Stored entries:
○ ○ ○ ○

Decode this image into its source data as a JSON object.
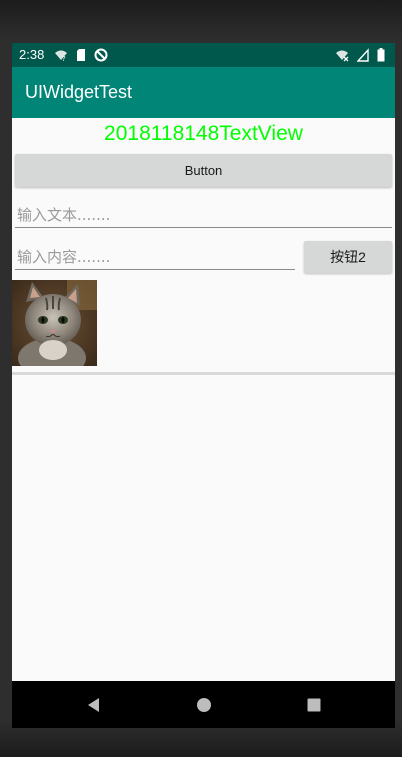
{
  "status_bar": {
    "time": "2:38",
    "icons_left": [
      "wifi-question-icon",
      "sd-card-icon",
      "sync-disabled-icon"
    ],
    "icons_right": [
      "wifi-off-icon",
      "signal-icon",
      "battery-icon"
    ]
  },
  "app_bar": {
    "title": "UIWidgetTest"
  },
  "main": {
    "text_view": "2018118148TextView",
    "button_label": "Button",
    "edit_text_1_placeholder": "输入文本.......",
    "edit_text_2_placeholder": "输入内容.......",
    "button2_label": "按钮2",
    "image_name": "kitten-photo"
  },
  "colors": {
    "status_bar": "#00574b",
    "app_bar": "#008577",
    "title_text": "#00ff00",
    "button": "#d6d7d7"
  },
  "nav_bar": {
    "icons": [
      "back-icon",
      "home-icon",
      "recent-apps-icon"
    ]
  }
}
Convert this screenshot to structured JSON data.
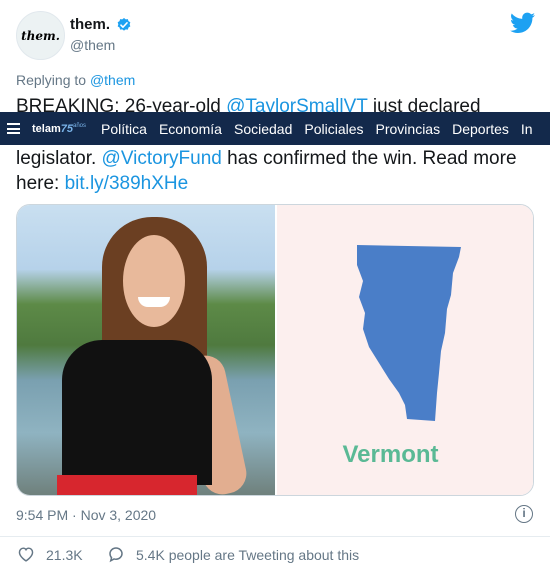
{
  "account": {
    "avatar_text": "them.",
    "display_name": "them.",
    "handle": "@them"
  },
  "replying_to": {
    "prefix": "Replying to ",
    "handle": "@them"
  },
  "tweet": {
    "line1_prefix": "BREAKING: 26-year-old ",
    "line1_mention": "@TaylorSmallVT",
    "line1_suffix": " just declared",
    "line2_prefix": "legislator. ",
    "line2_mention": "@VictoryFund",
    "line2_suffix": " has confirmed the win. Read more",
    "line3_prefix": "here: ",
    "line3_link": "bit.ly/389hXHe"
  },
  "overlay_nav": {
    "logo_text": "telam",
    "logo_number": "75",
    "logo_sub": "años",
    "items": [
      "Política",
      "Economía",
      "Sociedad",
      "Policiales",
      "Provincias",
      "Deportes",
      "In"
    ]
  },
  "media": {
    "map_label": "Vermont"
  },
  "meta": {
    "timestamp": "9:54 PM · Nov 3, 2020",
    "info_icon": "i"
  },
  "actions": {
    "like_count": "21.3K",
    "reply_text": "5.4K people are Tweeting about this"
  },
  "colors": {
    "link": "#1b95e0",
    "navbar_bg": "#13294b",
    "vermont_fill": "#4a7ec8",
    "vermont_label": "#5ab995",
    "map_panel_bg": "#fcefee",
    "twitter_blue": "#1da1f2"
  },
  "icons": [
    "verified-icon",
    "twitter-bird-icon",
    "hamburger-icon",
    "info-icon",
    "heart-icon",
    "speech-bubble-icon"
  ]
}
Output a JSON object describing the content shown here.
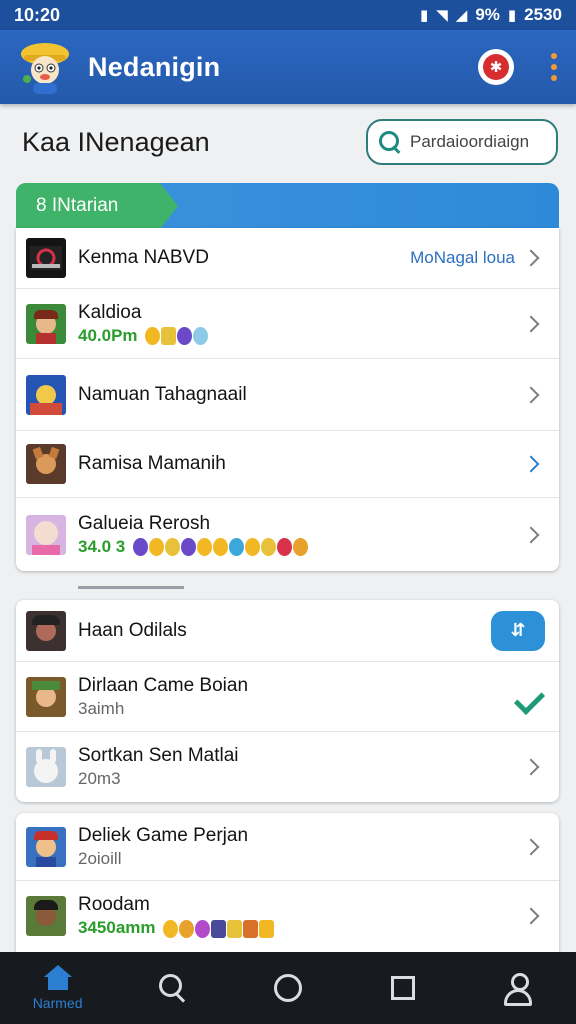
{
  "status_bar": {
    "time": "10:20",
    "battery": "9%",
    "clock_right": "2530"
  },
  "app_bar": {
    "title": "Nedanigin"
  },
  "page": {
    "title": "Kaa INenagean",
    "search_placeholder": "Pardaioordiaign"
  },
  "banner": {
    "label": "8 INtarian"
  },
  "section1": {
    "rows": [
      {
        "name": "Kenma NABVD",
        "link": "MoNagal loua",
        "thumb": "#1a1a1a"
      },
      {
        "name": "Kaldioa",
        "sub": "40.0Pm",
        "thumb": "#3a8a3a"
      },
      {
        "name": "Namuan Tahagnaail",
        "thumb": "#2455b5"
      },
      {
        "name": "Ramisa Mamanih",
        "thumb": "#8a5a3a"
      },
      {
        "name": "Galueia Rerosh",
        "sub": "34.0 3",
        "thumb": "#c9a9d9"
      }
    ]
  },
  "section2": {
    "rows": [
      {
        "name": "Haan Odilals",
        "thumb": "#3d3030"
      },
      {
        "name": "Dirlaan Came Boian",
        "sub": "3aimh",
        "thumb": "#7a5a2a"
      },
      {
        "name": "Sortkan Sen Matlai",
        "sub": "20m3",
        "thumb": "#c8d4e0"
      }
    ]
  },
  "section3": {
    "rows": [
      {
        "name": "Deliek Game Perjan",
        "sub": "2oioill",
        "thumb": "#3a70c0"
      },
      {
        "name": "Roodam",
        "sub": "3450amm",
        "thumb": "#4a6a2a"
      }
    ]
  },
  "bottom_nav": {
    "home_label": "Narmed"
  },
  "icons": [
    "app-logo-icon",
    "alert-icon",
    "more-icon",
    "search-icon",
    "chevron-right-icon",
    "checkmark-icon",
    "sort-icon",
    "home-icon",
    "search-nav-icon",
    "circle-nav-icon",
    "square-nav-icon",
    "profile-icon"
  ],
  "colors": {
    "app_bar": "#2b66c0",
    "banner_tag": "#40b36a",
    "banner": "#3c93dc",
    "accent": "#2c7fd0",
    "positive": "#2a9d2a",
    "check": "#1f9a78"
  }
}
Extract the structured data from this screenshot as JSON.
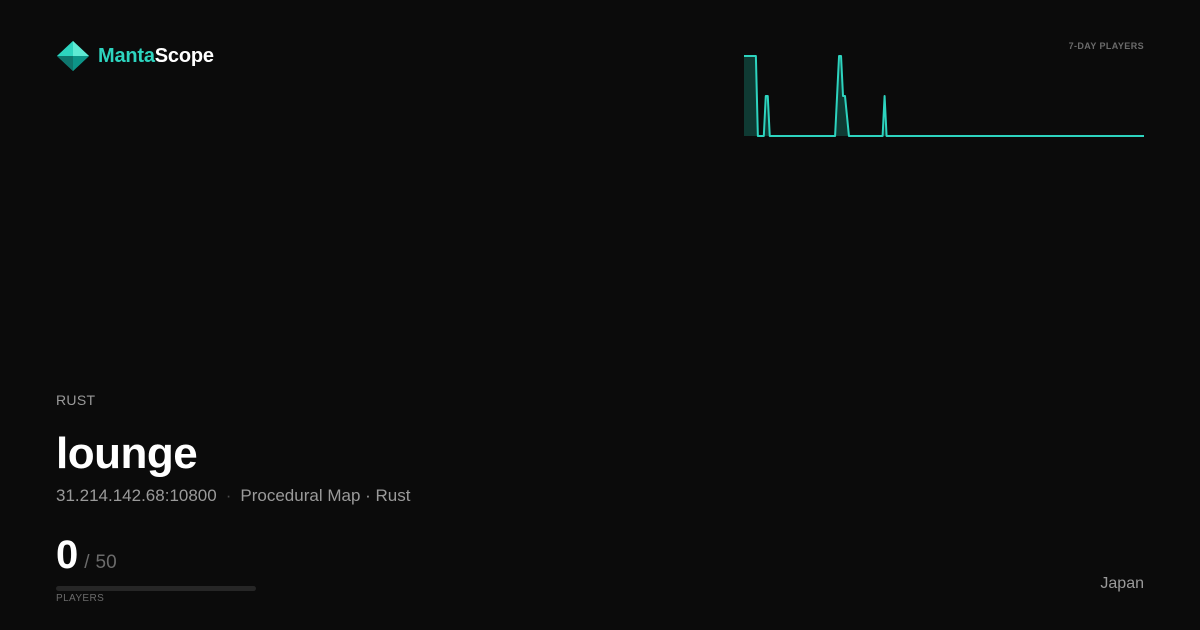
{
  "brand": {
    "name_part1": "Manta",
    "name_part2": "Scope",
    "icon": "manta-logo-icon",
    "accent_color": "#2dd4bf"
  },
  "sparkline": {
    "label": "7-DAY PLAYERS",
    "max_value": 4,
    "values": [
      4,
      4,
      4,
      4,
      4,
      4,
      4,
      0,
      0,
      0,
      0,
      2,
      2,
      0,
      0,
      0,
      0,
      0,
      0,
      0,
      0,
      0,
      0,
      0,
      0,
      0,
      0,
      0,
      0,
      0,
      0,
      0,
      0,
      0,
      0,
      0,
      0,
      0,
      0,
      0,
      0,
      0,
      0,
      0,
      0,
      0,
      0,
      2,
      4,
      4,
      2,
      2,
      1,
      0,
      0,
      0,
      0,
      0,
      0,
      0,
      0,
      0,
      0,
      0,
      0,
      0,
      0,
      0,
      0,
      0,
      0,
      2,
      0,
      0,
      0,
      0,
      0,
      0,
      0,
      0,
      0,
      0,
      0,
      0,
      0,
      0,
      0,
      0,
      0,
      0,
      0,
      0,
      0,
      0,
      0,
      0,
      0,
      0,
      0,
      0,
      0,
      0,
      0,
      0,
      0,
      0,
      0,
      0,
      0,
      0,
      0,
      0,
      0,
      0,
      0,
      0,
      0,
      0,
      0,
      0,
      0,
      0,
      0,
      0,
      0,
      0,
      0,
      0,
      0,
      0,
      0,
      0,
      0,
      0,
      0,
      0,
      0,
      0,
      0,
      0,
      0,
      0,
      0,
      0,
      0,
      0,
      0,
      0,
      0,
      0,
      0,
      0,
      0,
      0,
      0,
      0,
      0,
      0,
      0,
      0,
      0,
      0,
      0,
      0,
      0,
      0,
      0,
      0,
      0,
      0,
      0,
      0,
      0,
      0,
      0,
      0,
      0,
      0,
      0,
      0,
      0,
      0,
      0,
      0,
      0,
      0,
      0,
      0,
      0,
      0,
      0,
      0,
      0,
      0,
      0,
      0,
      0,
      0,
      0,
      0,
      0,
      0,
      0
    ],
    "line_color": "#2dd4bf",
    "fill_color": "#0f3a33"
  },
  "server": {
    "game": "RUST",
    "name": "lounge",
    "address": "31.214.142.68:10800",
    "separator": "·",
    "map": "Procedural Map · Rust",
    "country": "Japan"
  },
  "players": {
    "current": "0",
    "slash": "/",
    "max": "50",
    "fill_fraction": 0,
    "label": "PLAYERS"
  }
}
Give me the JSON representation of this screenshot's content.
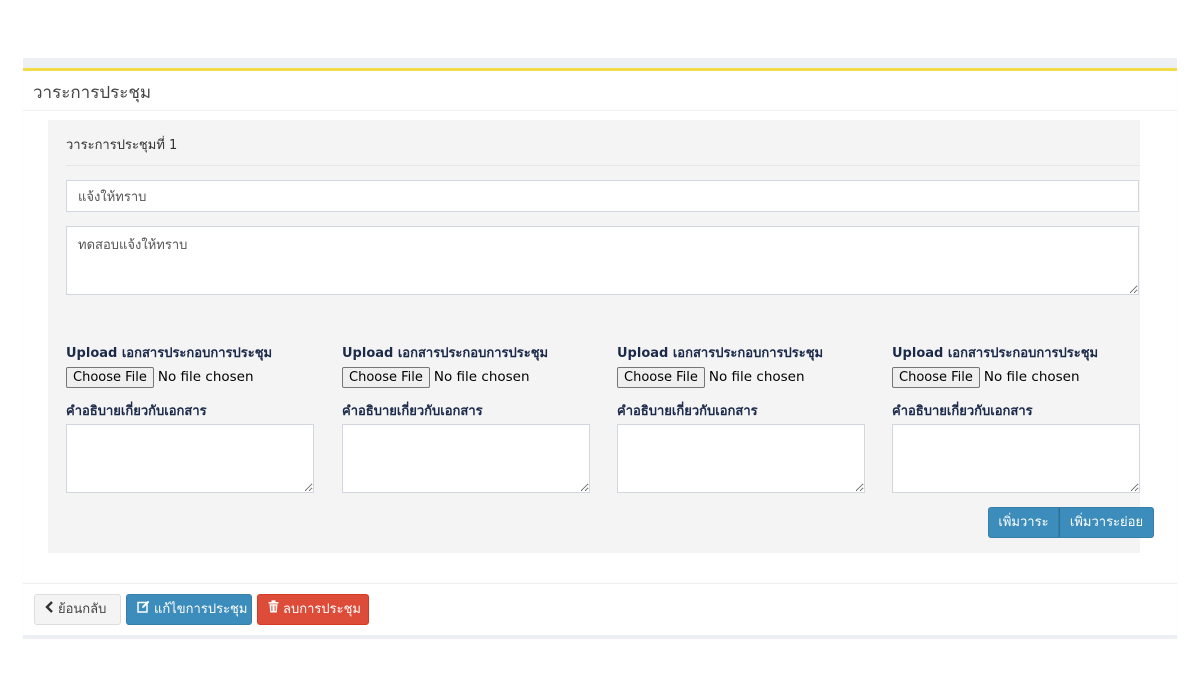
{
  "box": {
    "title": "วาระการประชุม"
  },
  "agenda": {
    "heading": "วาระการประชุมที่ 1",
    "topic_value": "แจ้งให้ทราบ",
    "detail_value": "ทดสอบแจ้งให้ทราบ"
  },
  "uploads": [
    {
      "label": "Upload เอกสารประกอบการประชุม",
      "choose": "Choose File",
      "status": "No file chosen",
      "desc_label": "คำอธิบายเกี่ยวกับเอกสาร"
    },
    {
      "label": "Upload เอกสารประกอบการประชุม",
      "choose": "Choose File",
      "status": "No file chosen",
      "desc_label": "คำอธิบายเกี่ยวกับเอกสาร"
    },
    {
      "label": "Upload เอกสารประกอบการประชุม",
      "choose": "Choose File",
      "status": "No file chosen",
      "desc_label": "คำอธิบายเกี่ยวกับเอกสาร"
    },
    {
      "label": "Upload เอกสารประกอบการประชุม",
      "choose": "Choose File",
      "status": "No file chosen",
      "desc_label": "คำอธิบายเกี่ยวกับเอกสาร"
    }
  ],
  "actions": {
    "add_agenda": "เพิ่มวาระ",
    "add_sub_agenda": "เพิ่มวาระย่อย"
  },
  "footer": {
    "back_label": "ย้อนกลับ",
    "edit_label": "แก้ไขการประชุม",
    "delete_label": "ลบการประชุม"
  },
  "colors": {
    "accent_top": "#f3dc4a",
    "primary": "#3c8dbc",
    "danger": "#dd4b39"
  },
  "icons": {
    "back": "chevron-left-icon",
    "edit": "edit-icon",
    "delete": "trash-icon"
  }
}
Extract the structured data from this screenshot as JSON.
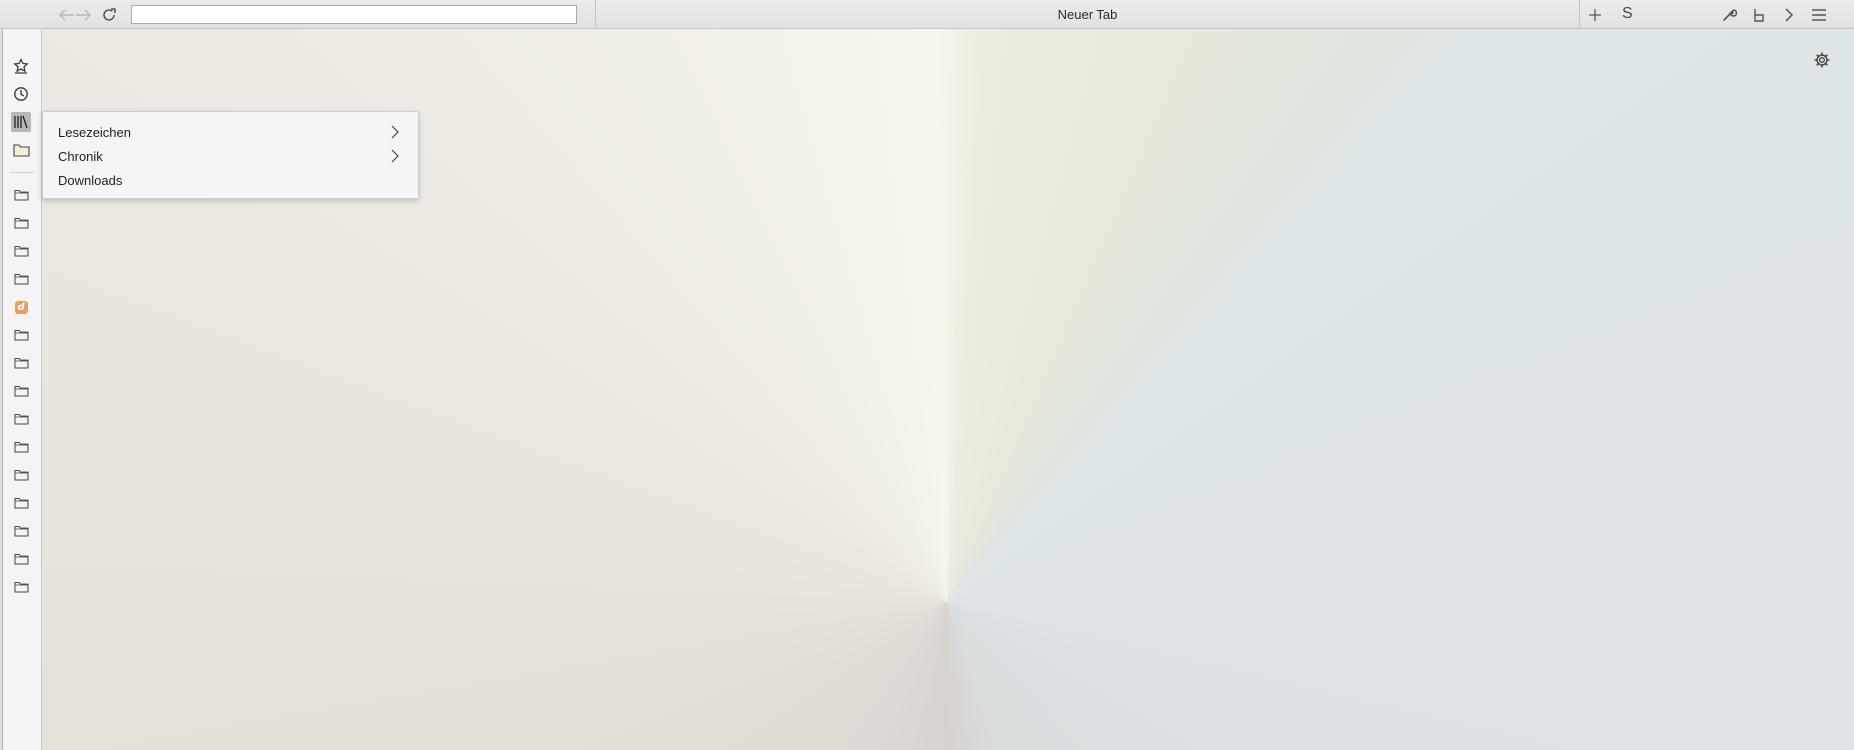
{
  "window": {
    "tab_title": "Neuer Tab",
    "url_value": "",
    "search_label": "S"
  },
  "toolbar": {
    "back_icon": "arrow-left-icon",
    "forward_icon": "arrow-right-icon",
    "reload_icon": "reload-icon",
    "new_tab_icon": "plus-icon",
    "right_icons": [
      "wrench-icon",
      "bookmark-flag-icon",
      "chevron-right-icon",
      "hamburger-menu-icon"
    ]
  },
  "sidebar": {
    "top_icons": [
      "bookmarks-star-icon",
      "history-clock-icon",
      "library-icon",
      "folder-icon"
    ],
    "folder_count": 15,
    "special_item": {
      "position": 5,
      "label": "d"
    }
  },
  "library_menu": {
    "items": [
      {
        "label": "Lesezeichen",
        "has_submenu": true
      },
      {
        "label": "Chronik",
        "has_submenu": true
      },
      {
        "label": "Downloads",
        "has_submenu": false
      }
    ]
  },
  "colors": {
    "toolbar_bg": "#e6e6e6",
    "sidebar_bg": "#f4f4f4",
    "menu_bg": "#f5f5f5",
    "active_icon_bg": "#b7b7b7",
    "badge_orange": "#e8a060"
  }
}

○ ○ ○ ○

Exercise task: What is the number of lines above that contain the string "chevron"? Answer with the number alone.

Answer to this task: 3